## AIM
Copy out all of the material exactly.

## Saved data entries
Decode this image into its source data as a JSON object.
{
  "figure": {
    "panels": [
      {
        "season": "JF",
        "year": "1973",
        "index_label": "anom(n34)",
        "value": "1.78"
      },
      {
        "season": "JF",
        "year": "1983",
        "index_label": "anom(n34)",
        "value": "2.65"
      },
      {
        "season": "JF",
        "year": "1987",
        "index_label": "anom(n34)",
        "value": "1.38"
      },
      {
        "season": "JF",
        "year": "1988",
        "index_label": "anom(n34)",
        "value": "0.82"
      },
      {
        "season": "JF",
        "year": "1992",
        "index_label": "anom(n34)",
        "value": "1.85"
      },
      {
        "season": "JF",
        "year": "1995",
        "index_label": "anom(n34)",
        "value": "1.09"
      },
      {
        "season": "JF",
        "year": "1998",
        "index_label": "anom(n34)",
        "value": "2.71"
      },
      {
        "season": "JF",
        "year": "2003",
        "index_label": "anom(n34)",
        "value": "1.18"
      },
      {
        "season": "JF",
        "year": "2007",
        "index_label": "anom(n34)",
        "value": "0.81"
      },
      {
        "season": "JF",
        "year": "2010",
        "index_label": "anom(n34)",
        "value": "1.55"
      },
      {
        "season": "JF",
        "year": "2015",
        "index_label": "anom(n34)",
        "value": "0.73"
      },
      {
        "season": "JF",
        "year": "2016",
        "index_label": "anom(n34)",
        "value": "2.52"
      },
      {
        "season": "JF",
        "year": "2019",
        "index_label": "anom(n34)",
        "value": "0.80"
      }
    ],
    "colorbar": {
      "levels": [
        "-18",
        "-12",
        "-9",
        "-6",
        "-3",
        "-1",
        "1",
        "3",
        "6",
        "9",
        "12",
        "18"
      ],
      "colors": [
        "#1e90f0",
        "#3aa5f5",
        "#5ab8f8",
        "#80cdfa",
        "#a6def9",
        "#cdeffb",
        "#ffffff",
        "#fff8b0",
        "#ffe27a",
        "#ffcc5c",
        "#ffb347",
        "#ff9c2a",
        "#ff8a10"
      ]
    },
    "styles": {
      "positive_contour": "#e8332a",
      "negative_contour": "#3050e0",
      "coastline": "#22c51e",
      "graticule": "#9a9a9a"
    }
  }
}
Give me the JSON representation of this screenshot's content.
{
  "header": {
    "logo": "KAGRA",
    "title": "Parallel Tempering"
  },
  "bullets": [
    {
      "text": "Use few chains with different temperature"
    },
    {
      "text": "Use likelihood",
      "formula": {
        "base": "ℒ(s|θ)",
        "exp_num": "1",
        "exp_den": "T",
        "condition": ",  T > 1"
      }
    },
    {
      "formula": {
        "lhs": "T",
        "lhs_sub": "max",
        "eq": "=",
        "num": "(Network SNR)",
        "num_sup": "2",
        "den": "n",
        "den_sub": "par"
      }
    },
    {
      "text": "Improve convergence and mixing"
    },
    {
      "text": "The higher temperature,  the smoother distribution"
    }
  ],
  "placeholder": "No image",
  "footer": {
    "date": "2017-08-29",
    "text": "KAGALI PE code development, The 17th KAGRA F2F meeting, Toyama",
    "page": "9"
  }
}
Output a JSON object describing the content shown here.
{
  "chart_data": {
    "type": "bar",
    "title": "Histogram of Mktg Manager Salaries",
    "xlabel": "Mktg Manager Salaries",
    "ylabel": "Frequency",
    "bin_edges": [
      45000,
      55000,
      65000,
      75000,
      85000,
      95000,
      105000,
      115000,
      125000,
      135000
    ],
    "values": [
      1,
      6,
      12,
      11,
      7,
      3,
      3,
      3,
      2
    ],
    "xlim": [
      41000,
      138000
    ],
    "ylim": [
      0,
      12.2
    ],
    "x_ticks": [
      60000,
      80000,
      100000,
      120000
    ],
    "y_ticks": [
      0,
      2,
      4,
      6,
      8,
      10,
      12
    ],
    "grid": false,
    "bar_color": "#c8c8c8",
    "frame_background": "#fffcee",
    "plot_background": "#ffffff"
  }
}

## REPLY TO THE EXERCISE
Decode this image into its source data as a JSON object.
{
  "figure": {
    "panels": [
      {
        "season": "JF",
        "year": "1973",
        "index_label": "anom(n34)",
        "value": "1.78"
      },
      {
        "season": "JF",
        "year": "1983",
        "index_label": "anom(n34)",
        "value": "2.65"
      },
      {
        "season": "JF",
        "year": "1987",
        "index_label": "anom(n34)",
        "value": "1.38"
      },
      {
        "season": "JF",
        "year": "1988",
        "index_label": "anom(n34)",
        "value": "0.82"
      },
      {
        "season": "JF",
        "year": "1992",
        "index_label": "anom(n34)",
        "value": "1.85"
      },
      {
        "season": "JF",
        "year": "1995",
        "index_label": "anom(n34)",
        "value": "1.09"
      },
      {
        "season": "JF",
        "year": "1998",
        "index_label": "anom(n34)",
        "value": "2.71"
      },
      {
        "season": "JF",
        "year": "2003",
        "index_label": "anom(n34)",
        "value": "1.18"
      },
      {
        "season": "JF",
        "year": "2007",
        "index_label": "anom(n34)",
        "value": "0.81"
      },
      {
        "season": "JF",
        "year": "2010",
        "index_label": "anom(n34)",
        "value": "1.55"
      },
      {
        "season": "JF",
        "year": "2015",
        "index_label": "anom(n34)",
        "value": "0.73"
      },
      {
        "season": "JF",
        "year": "2016",
        "index_label": "anom(n34)",
        "value": "2.52"
      },
      {
        "season": "JF",
        "year": "2019",
        "index_label": "anom(n34)",
        "value": "0.80"
      }
    ],
    "colorbar": {
      "levels": [
        "-18",
        "-12",
        "-9",
        "-6",
        "-3",
        "-1",
        "1",
        "3",
        "6",
        "9",
        "12",
        "18"
      ],
      "colors": [
        "#1e90f0",
        "#3aa5f5",
        "#5ab8f8",
        "#80cdfa",
        "#a6def9",
        "#cdeffb",
        "#ffffff",
        "#fff8b0",
        "#ffe27a",
        "#ffcc5c",
        "#ffb347",
        "#ff9c2a",
        "#ff8a10"
      ]
    },
    "styles": {
      "positive_contour": "#e8332a",
      "negative_contour": "#3050e0",
      "coastline": "#22c51e",
      "graticule": "#9a9a9a"
    }
  }
}
Give me the JSON representation of this screenshot's content.
{
  "header": {
    "logo": "KAGRA",
    "title": "Parallel Tempering"
  },
  "bullets": [
    {
      "text": "Use few chains with different temperature"
    },
    {
      "text": "Use likelihood",
      "formula": {
        "base": "ℒ(s|θ)",
        "exp_num": "1",
        "exp_den": "T",
        "condition": ",  T > 1"
      }
    },
    {
      "formula": {
        "lhs": "T",
        "lhs_sub": "max",
        "eq": "=",
        "num": "(Network SNR)",
        "num_sup": "2",
        "den": "n",
        "den_sub": "par"
      }
    },
    {
      "text": "Improve convergence and mixing"
    },
    {
      "text": "The higher temperature,  the smoother distribution"
    }
  ],
  "placeholder": "No image",
  "footer": {
    "date": "2017-08-29",
    "text": "KAGALI PE code development, The 17th KAGRA F2F meeting, Toyama",
    "page": "9"
  }
}
Output a JSON object describing the content shown here.
{
  "chart_data": {
    "type": "bar",
    "title": "Histogram of Mktg Manager Salaries",
    "xlabel": "Mktg Manager Salaries",
    "ylabel": "Frequency",
    "bin_edges": [
      45000,
      55000,
      65000,
      75000,
      85000,
      95000,
      105000,
      115000,
      125000,
      135000
    ],
    "values": [
      1,
      6,
      12,
      11,
      7,
      3,
      3,
      3,
      2
    ],
    "xlim": [
      41000,
      138000
    ],
    "ylim": [
      0,
      12.2
    ],
    "x_ticks": [
      60000,
      80000,
      100000,
      120000
    ],
    "y_ticks": [
      0,
      2,
      4,
      6,
      8,
      10,
      12
    ],
    "grid": false,
    "bar_color": "#c8c8c8",
    "frame_background": "#fffcee",
    "plot_background": "#ffffff"
  }
}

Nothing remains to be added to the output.